▸ What is needed: Copy down all of the data underneath, exactly as shown.

▸ Material provided:
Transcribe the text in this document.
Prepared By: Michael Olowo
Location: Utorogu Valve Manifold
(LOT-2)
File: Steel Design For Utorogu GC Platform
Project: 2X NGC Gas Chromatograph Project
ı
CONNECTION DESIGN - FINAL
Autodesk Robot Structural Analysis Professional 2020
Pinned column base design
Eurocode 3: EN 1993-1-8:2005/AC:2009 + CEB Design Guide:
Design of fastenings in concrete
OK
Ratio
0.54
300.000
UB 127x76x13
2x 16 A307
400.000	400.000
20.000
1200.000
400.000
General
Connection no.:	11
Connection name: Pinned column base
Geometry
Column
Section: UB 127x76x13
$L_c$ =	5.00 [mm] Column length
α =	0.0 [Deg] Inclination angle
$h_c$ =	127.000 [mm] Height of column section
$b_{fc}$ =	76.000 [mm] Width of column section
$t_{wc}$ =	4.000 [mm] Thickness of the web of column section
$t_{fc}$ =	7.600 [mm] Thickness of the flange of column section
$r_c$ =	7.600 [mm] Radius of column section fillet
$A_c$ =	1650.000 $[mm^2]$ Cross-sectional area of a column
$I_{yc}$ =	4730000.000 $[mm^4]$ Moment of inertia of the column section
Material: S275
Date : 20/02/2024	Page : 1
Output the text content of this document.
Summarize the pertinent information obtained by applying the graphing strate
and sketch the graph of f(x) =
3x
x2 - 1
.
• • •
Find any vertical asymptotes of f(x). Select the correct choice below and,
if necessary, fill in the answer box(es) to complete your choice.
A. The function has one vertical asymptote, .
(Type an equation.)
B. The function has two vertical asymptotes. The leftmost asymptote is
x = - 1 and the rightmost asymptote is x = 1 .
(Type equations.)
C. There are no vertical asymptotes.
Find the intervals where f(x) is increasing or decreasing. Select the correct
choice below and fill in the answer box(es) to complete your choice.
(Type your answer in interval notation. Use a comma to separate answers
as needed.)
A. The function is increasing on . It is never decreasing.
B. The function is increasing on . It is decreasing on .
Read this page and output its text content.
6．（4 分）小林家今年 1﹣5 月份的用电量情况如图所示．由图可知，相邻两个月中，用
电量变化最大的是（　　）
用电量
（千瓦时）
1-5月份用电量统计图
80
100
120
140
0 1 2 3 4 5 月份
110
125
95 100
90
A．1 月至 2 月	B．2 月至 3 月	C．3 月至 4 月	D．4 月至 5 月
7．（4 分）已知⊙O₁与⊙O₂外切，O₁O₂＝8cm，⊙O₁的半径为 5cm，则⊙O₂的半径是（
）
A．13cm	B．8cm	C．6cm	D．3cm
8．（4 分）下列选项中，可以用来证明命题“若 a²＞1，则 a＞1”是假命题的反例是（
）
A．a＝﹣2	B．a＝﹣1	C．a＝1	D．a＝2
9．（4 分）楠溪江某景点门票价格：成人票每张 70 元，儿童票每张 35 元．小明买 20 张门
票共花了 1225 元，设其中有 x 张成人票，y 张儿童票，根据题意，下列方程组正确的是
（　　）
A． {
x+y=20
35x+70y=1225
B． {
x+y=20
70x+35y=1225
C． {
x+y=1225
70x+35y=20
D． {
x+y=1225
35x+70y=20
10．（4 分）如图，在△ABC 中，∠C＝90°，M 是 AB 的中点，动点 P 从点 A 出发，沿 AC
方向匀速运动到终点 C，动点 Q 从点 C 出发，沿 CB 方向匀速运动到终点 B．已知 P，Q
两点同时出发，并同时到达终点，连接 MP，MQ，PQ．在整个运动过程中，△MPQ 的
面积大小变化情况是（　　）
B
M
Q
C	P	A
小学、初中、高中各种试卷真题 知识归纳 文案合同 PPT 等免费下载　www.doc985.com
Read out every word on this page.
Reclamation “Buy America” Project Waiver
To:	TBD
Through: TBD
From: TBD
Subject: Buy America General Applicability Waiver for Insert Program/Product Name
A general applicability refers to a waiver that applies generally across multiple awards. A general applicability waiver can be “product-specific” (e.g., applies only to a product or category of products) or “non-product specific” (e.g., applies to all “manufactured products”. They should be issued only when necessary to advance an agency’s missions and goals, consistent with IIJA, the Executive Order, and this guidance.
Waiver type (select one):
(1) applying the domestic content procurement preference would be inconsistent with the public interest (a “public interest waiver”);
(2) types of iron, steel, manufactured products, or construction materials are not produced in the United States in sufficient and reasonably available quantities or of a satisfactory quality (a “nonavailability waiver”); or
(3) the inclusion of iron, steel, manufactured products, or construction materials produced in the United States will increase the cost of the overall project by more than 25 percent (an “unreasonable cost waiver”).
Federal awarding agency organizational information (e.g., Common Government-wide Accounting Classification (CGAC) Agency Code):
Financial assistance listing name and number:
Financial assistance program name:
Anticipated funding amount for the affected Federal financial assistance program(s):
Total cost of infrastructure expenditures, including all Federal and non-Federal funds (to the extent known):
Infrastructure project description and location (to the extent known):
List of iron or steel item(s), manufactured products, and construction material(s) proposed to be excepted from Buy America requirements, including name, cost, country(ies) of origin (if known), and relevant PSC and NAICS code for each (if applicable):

▸ Answer to the problem:
Transcribe the text in this document.
Prepared By: Michael Olowo
Location: Utorogu Valve Manifold
(LOT-2)
File: Steel Design For Utorogu GC Platform
Project: 2X NGC Gas Chromatograph Project
ı
CONNECTION DESIGN - FINAL
Autodesk Robot Structural Analysis Professional 2020
Pinned column base design
Eurocode 3: EN 1993-1-8:2005/AC:2009 + CEB Design Guide:
Design of fastenings in concrete
OK
Ratio
0.54
300.000
UB 127x76x13
2x 16 A307
400.000	400.000
20.000
1200.000
400.000
General
Connection no.:	11
Connection name: Pinned column base
Geometry
Column
Section: UB 127x76x13
$L_c$ =	5.00 [mm] Column length
α =	0.0 [Deg] Inclination angle
$h_c$ =	127.000 [mm] Height of column section
$b_{fc}$ =	76.000 [mm] Width of column section
$t_{wc}$ =	4.000 [mm] Thickness of the web of column section
$t_{fc}$ =	7.600 [mm] Thickness of the flange of column section
$r_c$ =	7.600 [mm] Radius of column section fillet
$A_c$ =	1650.000 $[mm^2]$ Cross-sectional area of a column
$I_{yc}$ =	4730000.000 $[mm^4]$ Moment of inertia of the column section
Material: S275
Date : 20/02/2024	Page : 1
Output the text content of this document.
Summarize the pertinent information obtained by applying the graphing strate
and sketch the graph of f(x) =
3x
x2 - 1
.
• • •
Find any vertical asymptotes of f(x). Select the correct choice below and,
if necessary, fill in the answer box(es) to complete your choice.
A. The function has one vertical asymptote, .
(Type an equation.)
B. The function has two vertical asymptotes. The leftmost asymptote is
x = - 1 and the rightmost asymptote is x = 1 .
(Type equations.)
C. There are no vertical asymptotes.
Find the intervals where f(x) is increasing or decreasing. Select the correct
choice below and fill in the answer box(es) to complete your choice.
(Type your answer in interval notation. Use a comma to separate answers
as needed.)
A. The function is increasing on . It is never decreasing.
B. The function is increasing on . It is decreasing on .
Read this page and output its text content.
6．（4 分）小林家今年 1﹣5 月份的用电量情况如图所示．由图可知，相邻两个月中，用
电量变化最大的是（　　）
用电量
（千瓦时）
1-5月份用电量统计图
80
100
120
140
0 1 2 3 4 5 月份
110
125
95 100
90
A．1 月至 2 月	B．2 月至 3 月	C．3 月至 4 月	D．4 月至 5 月
7．（4 分）已知⊙O₁与⊙O₂外切，O₁O₂＝8cm，⊙O₁的半径为 5cm，则⊙O₂的半径是（
）
A．13cm	B．8cm	C．6cm	D．3cm
8．（4 分）下列选项中，可以用来证明命题“若 a²＞1，则 a＞1”是假命题的反例是（
）
A．a＝﹣2	B．a＝﹣1	C．a＝1	D．a＝2
9．（4 分）楠溪江某景点门票价格：成人票每张 70 元，儿童票每张 35 元．小明买 20 张门
票共花了 1225 元，设其中有 x 张成人票，y 张儿童票，根据题意，下列方程组正确的是
（　　）
A． {
x+y=20
35x+70y=1225
B． {
x+y=20
70x+35y=1225
C． {
x+y=1225
70x+35y=20
D． {
x+y=1225
35x+70y=20
10．（4 分）如图，在△ABC 中，∠C＝90°，M 是 AB 的中点，动点 P 从点 A 出发，沿 AC
方向匀速运动到终点 C，动点 Q 从点 C 出发，沿 CB 方向匀速运动到终点 B．已知 P，Q
两点同时出发，并同时到达终点，连接 MP，MQ，PQ．在整个运动过程中，△MPQ 的
面积大小变化情况是（　　）
B
M
Q
C	P	A
小学、初中、高中各种试卷真题 知识归纳 文案合同 PPT 等免费下载　www.doc985.com
Read out every word on this page.
Reclamation “Buy America” Project Waiver
To:	TBD
Through: TBD
From: TBD
Subject: Buy America General Applicability Waiver for Insert Program/Product Name
A general applicability refers to a waiver that applies generally across multiple awards. A general applicability waiver can be “product-specific” (e.g., applies only to a product or category of products) or “non-product specific” (e.g., applies to all “manufactured products”. They should be issued only when necessary to advance an agency’s missions and goals, consistent with IIJA, the Executive Order, and this guidance.
Waiver type (select one):
(1) applying the domestic content procurement preference would be inconsistent with the public interest (a “public interest waiver”);
(2) types of iron, steel, manufactured products, or construction materials are not produced in the United States in sufficient and reasonably available quantities or of a satisfactory quality (a “nonavailability waiver”); or
(3) the inclusion of iron, steel, manufactured products, or construction materials produced in the United States will increase the cost of the overall project by more than 25 percent (an “unreasonable cost waiver”).
Federal awarding agency organizational information (e.g., Common Government-wide Accounting Classification (CGAC) Agency Code):
Financial assistance listing name and number:
Financial assistance program name:
Anticipated funding amount for the affected Federal financial assistance program(s):
Total cost of infrastructure expenditures, including all Federal and non-Federal funds (to the extent known):
Infrastructure project description and location (to the extent known):
List of iron or steel item(s), manufactured products, and construction material(s) proposed to be excepted from Buy America requirements, including name, cost, country(ies) of origin (if known), and relevant PSC and NAICS code for each (if applicable):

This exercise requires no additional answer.